● EXERCISE GOAL
Gather the lines below that include the string "Торговля", copying each in full.

** begin DATASET EXTRACT **

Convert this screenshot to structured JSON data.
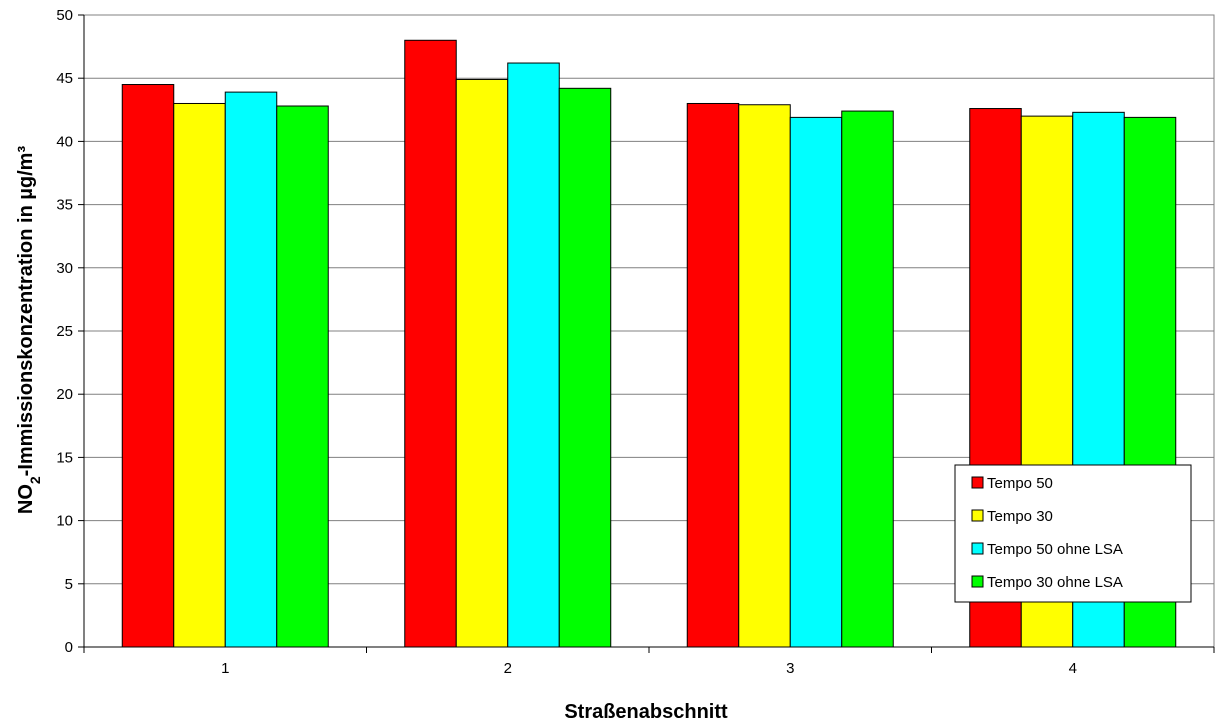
{
  "chart_data": {
    "type": "bar",
    "title": "",
    "xlabel": "Straßenabschnitt",
    "ylabel_main": "NO",
    "ylabel_sub": "2",
    "ylabel_rest": "-Immissionskonzentration in µg/m³",
    "categories": [
      "1",
      "2",
      "3",
      "4"
    ],
    "ylim": [
      0,
      50
    ],
    "yticks": [
      "0",
      "5",
      "10",
      "15",
      "20",
      "25",
      "30",
      "35",
      "40",
      "45",
      "50"
    ],
    "grid": true,
    "legend_position": "bottom-right",
    "series": [
      {
        "name": "Tempo 50",
        "color": "#ff0000",
        "values": [
          44.5,
          48.0,
          43.0,
          42.6
        ]
      },
      {
        "name": "Tempo 30",
        "color": "#ffff00",
        "values": [
          43.0,
          44.9,
          42.9,
          42.0
        ]
      },
      {
        "name": "Tempo 50 ohne LSA",
        "color": "#00ffff",
        "values": [
          43.9,
          46.2,
          41.9,
          42.3
        ]
      },
      {
        "name": "Tempo 30 ohne LSA",
        "color": "#00ff00",
        "values": [
          42.8,
          44.2,
          42.4,
          41.9
        ]
      }
    ]
  }
}
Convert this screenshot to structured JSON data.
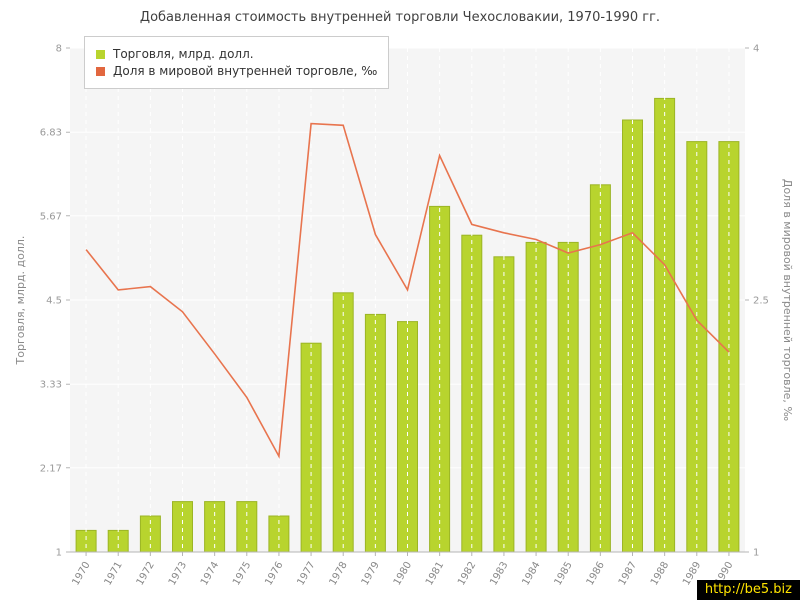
{
  "title": "Добавленная стоимость внутренней торговли Чехословакии, 1970-1990 гг.",
  "watermark": "http://be5.biz",
  "legend": [
    {
      "label": "Торговля, млрд. долл.",
      "color": "#b8d42e"
    },
    {
      "label": "Доля в мировой внутренней торговле, ‰",
      "color": "#e2673f"
    }
  ],
  "chart_data": {
    "type": "bar",
    "title": "Добавленная стоимость внутренней торговли Чехословакии, 1970-1990 гг.",
    "categories": [
      "1970",
      "1971",
      "1972",
      "1973",
      "1974",
      "1975",
      "1976",
      "1977",
      "1978",
      "1979",
      "1980",
      "1981",
      "1982",
      "1983",
      "1984",
      "1985",
      "1986",
      "1987",
      "1988",
      "1989",
      "1990"
    ],
    "series": [
      {
        "name": "Торговля, млрд. долл.",
        "type": "bar",
        "axis": "left",
        "color": "#b8d42e",
        "values": [
          1.3,
          1.3,
          1.5,
          1.7,
          1.7,
          1.7,
          1.5,
          3.9,
          4.6,
          4.3,
          4.2,
          5.8,
          5.4,
          5.1,
          5.3,
          5.3,
          6.1,
          7.0,
          7.3,
          6.7,
          6.7
        ]
      },
      {
        "name": "Доля в мировой внутренней торговле, ‰",
        "type": "line",
        "axis": "right",
        "color": "#e8744e",
        "values": [
          2.8,
          2.56,
          2.58,
          2.43,
          2.18,
          1.92,
          1.57,
          3.55,
          3.54,
          2.89,
          2.56,
          3.36,
          2.95,
          2.9,
          2.86,
          2.78,
          2.83,
          2.9,
          2.71,
          2.38,
          2.19
        ]
      }
    ],
    "axes": {
      "left": {
        "label": "Торговля, млрд. долл.",
        "min": 1,
        "max": 8,
        "ticks": [
          1,
          2.17,
          3.33,
          4.5,
          5.67,
          6.83,
          8
        ]
      },
      "right": {
        "label": "Доля в мировой внутренней торговле, ‰",
        "min": 1,
        "max": 4,
        "ticks": [
          1,
          2.5,
          4
        ]
      }
    },
    "grid": true,
    "legend_position": "top-left",
    "plot_bg": "#f5f5f5"
  }
}
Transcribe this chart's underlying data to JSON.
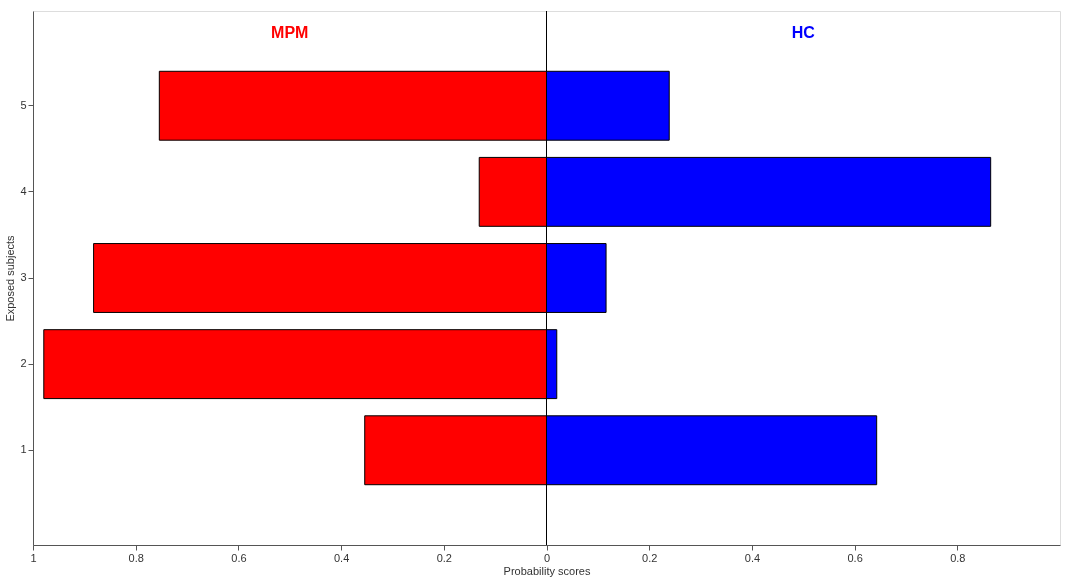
{
  "chart_data": {
    "type": "bar",
    "orientation": "horizontal",
    "stacked": true,
    "xlabel": "Probability scores",
    "ylabel": "Exposed subjects",
    "categories": [
      "5",
      "4",
      "3",
      "2",
      "1"
    ],
    "series": [
      {
        "name": "MPM",
        "color": "#ff0000",
        "values": [
          -0.754,
          -0.131,
          -0.882,
          -0.979,
          -0.354
        ]
      },
      {
        "name": "HC",
        "color": "#0000ff",
        "values": [
          0.239,
          0.865,
          0.116,
          0.02,
          0.643
        ]
      }
    ],
    "xlim": [
      -1,
      1
    ],
    "xticks": [
      {
        "value": -1,
        "label": "1"
      },
      {
        "value": -0.8,
        "label": "0.8"
      },
      {
        "value": -0.6,
        "label": "0.6"
      },
      {
        "value": -0.4,
        "label": "0.4"
      },
      {
        "value": -0.2,
        "label": "0.2"
      },
      0,
      0.2,
      0.4,
      0.6,
      0.8
    ],
    "ref_lines": [
      {
        "axis": "x",
        "value": 0,
        "color": "#000000"
      }
    ],
    "grid": false,
    "legend": false
  }
}
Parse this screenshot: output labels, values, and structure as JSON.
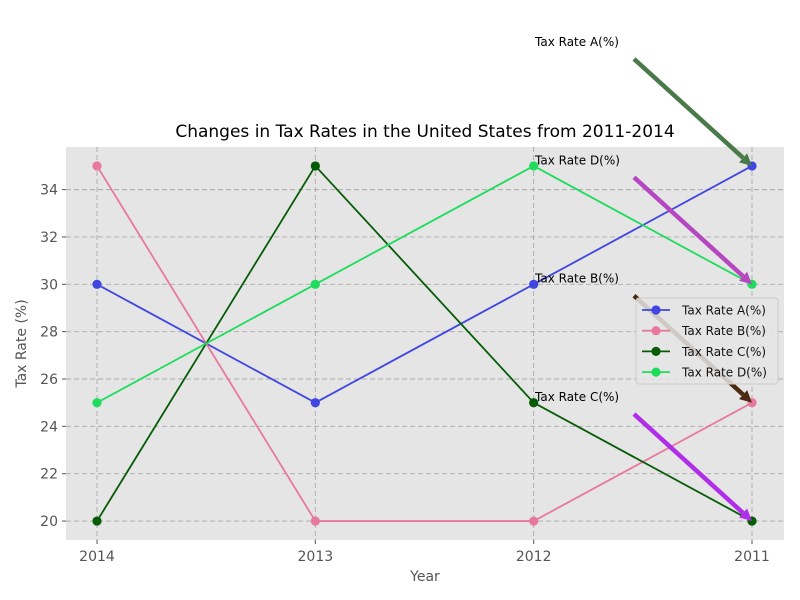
{
  "chart_data": {
    "type": "line",
    "title": "Changes in Tax Rates in the United States from 2011-2014",
    "xlabel": "Year",
    "ylabel": "Tax Rate (%)",
    "categories": [
      "2014",
      "2013",
      "2012",
      "2011"
    ],
    "ylim": [
      19.2,
      35.8
    ],
    "yticks": [
      20,
      22,
      24,
      26,
      28,
      30,
      32,
      34
    ],
    "grid": true,
    "legend_position": "center-right",
    "series": [
      {
        "name": "Tax Rate A(%)",
        "values": [
          30,
          25,
          30,
          35
        ],
        "color": "#4046e0"
      },
      {
        "name": "Tax Rate B(%)",
        "values": [
          35,
          20,
          20,
          25
        ],
        "color": "#e8799e"
      },
      {
        "name": "Tax Rate C(%)",
        "values": [
          20,
          35,
          25,
          20
        ],
        "color": "#065c06"
      },
      {
        "name": "Tax Rate D(%)",
        "values": [
          25,
          30,
          35,
          30
        ],
        "color": "#1fdc5c"
      }
    ],
    "annotations": [
      {
        "text": "Tax Rate A(%)",
        "category": "2011",
        "value": 35,
        "arrow_color": "#4a7a4a"
      },
      {
        "text": "Tax Rate D(%)",
        "category": "2011",
        "value": 30,
        "arrow_color": "#b548c0"
      },
      {
        "text": "Tax Rate B(%)",
        "category": "2011",
        "value": 25,
        "arrow_color": "#4a2a10"
      },
      {
        "text": "Tax Rate C(%)",
        "category": "2011",
        "value": 20,
        "arrow_color": "#b02ee8"
      }
    ]
  }
}
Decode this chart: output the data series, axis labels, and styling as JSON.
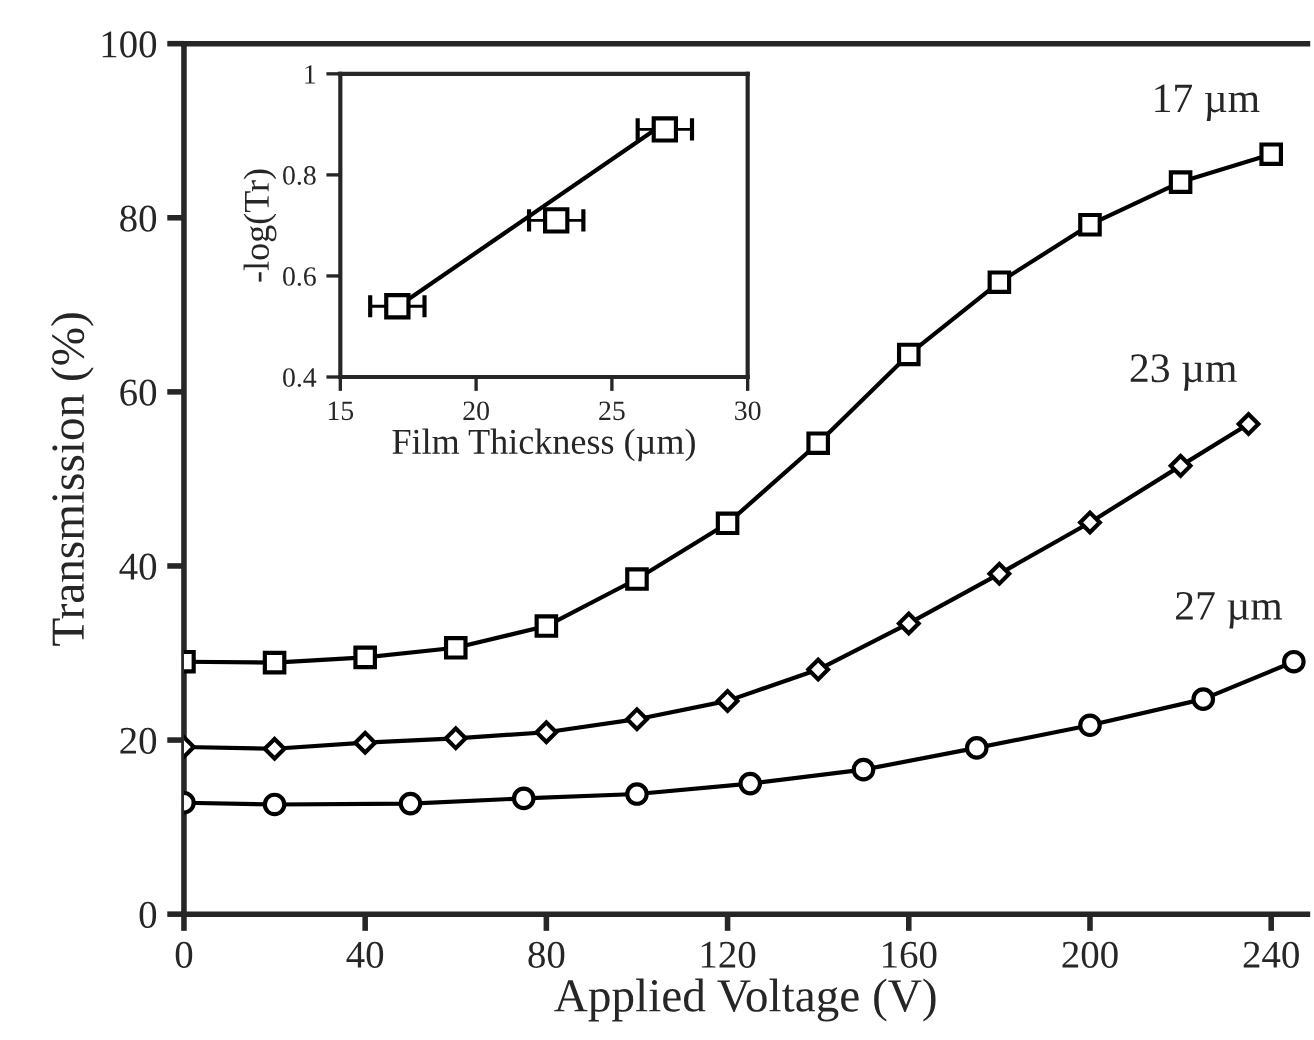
{
  "chart_data": [
    {
      "type": "line",
      "xlabel": "Applied Voltage (V)",
      "ylabel": "Transmission (%)",
      "xlim": [
        0,
        248
      ],
      "ylim": [
        0,
        100
      ],
      "xticks": [
        0,
        40,
        80,
        120,
        160,
        200,
        240
      ],
      "yticks": [
        0,
        20,
        40,
        60,
        80,
        100
      ],
      "grid": false,
      "legend": false,
      "line_style": "solid",
      "series": [
        {
          "name": "17 µm",
          "color": "#000000",
          "marker": "square",
          "x": [
            0,
            20,
            40,
            60,
            80,
            100,
            120,
            140,
            160,
            180,
            200,
            220,
            240
          ],
          "values": [
            29.0,
            28.9,
            29.5,
            30.6,
            33.1,
            38.5,
            44.9,
            54.1,
            64.3,
            72.6,
            79.2,
            84.1,
            87.3
          ]
        },
        {
          "name": "23 µm",
          "color": "#000000",
          "marker": "diamond",
          "x": [
            0,
            20,
            40,
            60,
            80,
            100,
            120,
            140,
            160,
            180,
            200,
            220,
            235
          ],
          "values": [
            19.2,
            19.0,
            19.7,
            20.2,
            20.9,
            22.4,
            24.5,
            28.1,
            33.4,
            39.1,
            45.0,
            51.5,
            56.3
          ]
        },
        {
          "name": "27 µm",
          "color": "#000000",
          "marker": "circle",
          "x": [
            0,
            20,
            50,
            75,
            100,
            125,
            150,
            175,
            200,
            225,
            245
          ],
          "values": [
            12.8,
            12.6,
            12.7,
            13.3,
            13.8,
            15.0,
            16.6,
            19.1,
            21.7,
            24.7,
            29.0
          ]
        }
      ]
    },
    {
      "type": "scatter",
      "xlabel": "Film Thickness (µm)",
      "ylabel": "-log(Tr)",
      "xlim": [
        15,
        30
      ],
      "ylim": [
        0.4,
        1
      ],
      "xticks": [
        15,
        20,
        25,
        30
      ],
      "yticks": [
        0.4,
        0.6,
        0.8,
        1
      ],
      "grid": false,
      "legend": false,
      "series": [
        {
          "type": "scatter",
          "color": "#000000",
          "marker": "square",
          "x": [
            17.1,
            22.95,
            26.95
          ],
          "values": [
            0.54,
            0.71,
            0.89
          ],
          "xerrors": [
            1,
            1,
            1
          ]
        },
        {
          "type": "line",
          "color": "#000000",
          "marker": "none",
          "x": [
            17.4,
            26.6
          ],
          "values": [
            0.55,
            0.89
          ]
        }
      ]
    }
  ]
}
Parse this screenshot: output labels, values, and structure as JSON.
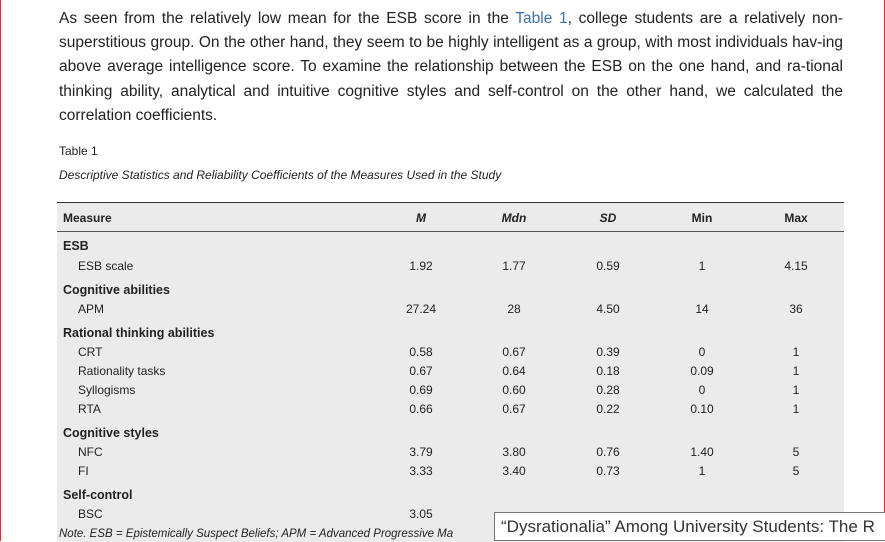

** end DATASET EXTRACT **

● SOLUTION BELOW
      "label": "Торговля, млрд. долл.",
        "name": "Торговля, млрд. долл.",
        "label": "Торговля, млрд. долл.",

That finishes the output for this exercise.